### TASK BRIEF:
Pictures do not belong in the copy; restate the records below word for word.

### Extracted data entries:
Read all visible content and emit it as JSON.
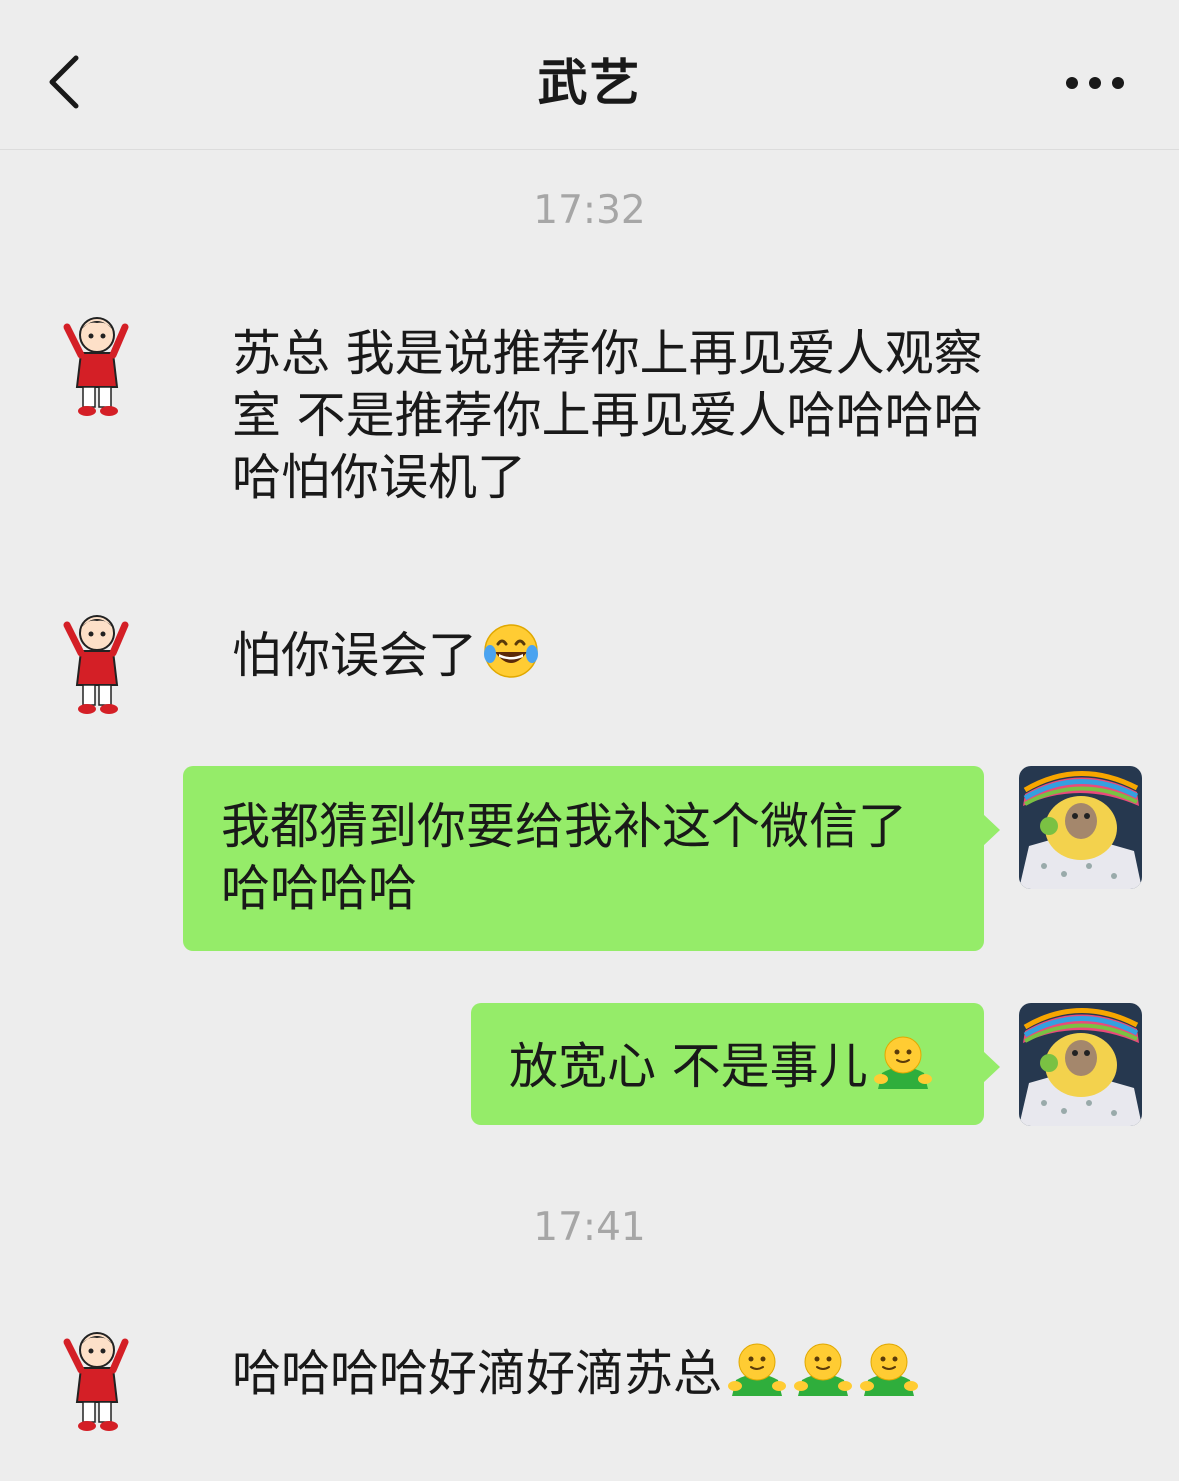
{
  "header": {
    "title": "武艺",
    "back_icon": "chevron-left-icon",
    "more_icon": "more-dots-icon"
  },
  "colors": {
    "background": "#ededed",
    "outgoing_bubble": "#95ec69",
    "timestamp": "#a6a6a6"
  },
  "timestamps": [
    "17:32",
    "17:41"
  ],
  "messages": [
    {
      "side": "left",
      "text": "苏总 我是说推荐你上再见爱人观察室 不是推荐你上再见爱人哈哈哈哈哈怕你误机了"
    },
    {
      "side": "left",
      "text": "怕你误会了",
      "emoji": "laughing-tears-emoji"
    },
    {
      "side": "right",
      "text": "我都猜到你要给我补这个微信了哈哈哈哈"
    },
    {
      "side": "right",
      "text": "放宽心 不是事儿",
      "emoji": "green-buddy-emoji"
    },
    {
      "side": "left",
      "text": "哈哈哈哈好滴好滴苏总",
      "emoji": "green-buddy-emoji x3"
    }
  ]
}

### CORRECT OUTPUT:
Read all visible content and emit it as JSON.
{
  "header": {
    "title": "武艺",
    "back_icon": "chevron-left-icon",
    "more_icon": "more-dots-icon"
  },
  "colors": {
    "background": "#ededed",
    "outgoing_bubble": "#95ec69",
    "timestamp": "#a6a6a6"
  },
  "timestamps": [
    "17:32",
    "17:41"
  ],
  "messages": [
    {
      "side": "left",
      "text": "苏总 我是说推荐你上再见爱人观察室 不是推荐你上再见爱人哈哈哈哈哈怕你误机了"
    },
    {
      "side": "left",
      "text": "怕你误会了",
      "emoji": "laughing-tears-emoji"
    },
    {
      "side": "right",
      "text": "我都猜到你要给我补这个微信了哈哈哈哈"
    },
    {
      "side": "right",
      "text": "放宽心 不是事儿",
      "emoji": "green-buddy-emoji"
    },
    {
      "side": "left",
      "text": "哈哈哈哈好滴好滴苏总",
      "emoji": "green-buddy-emoji x3"
    }
  ]
}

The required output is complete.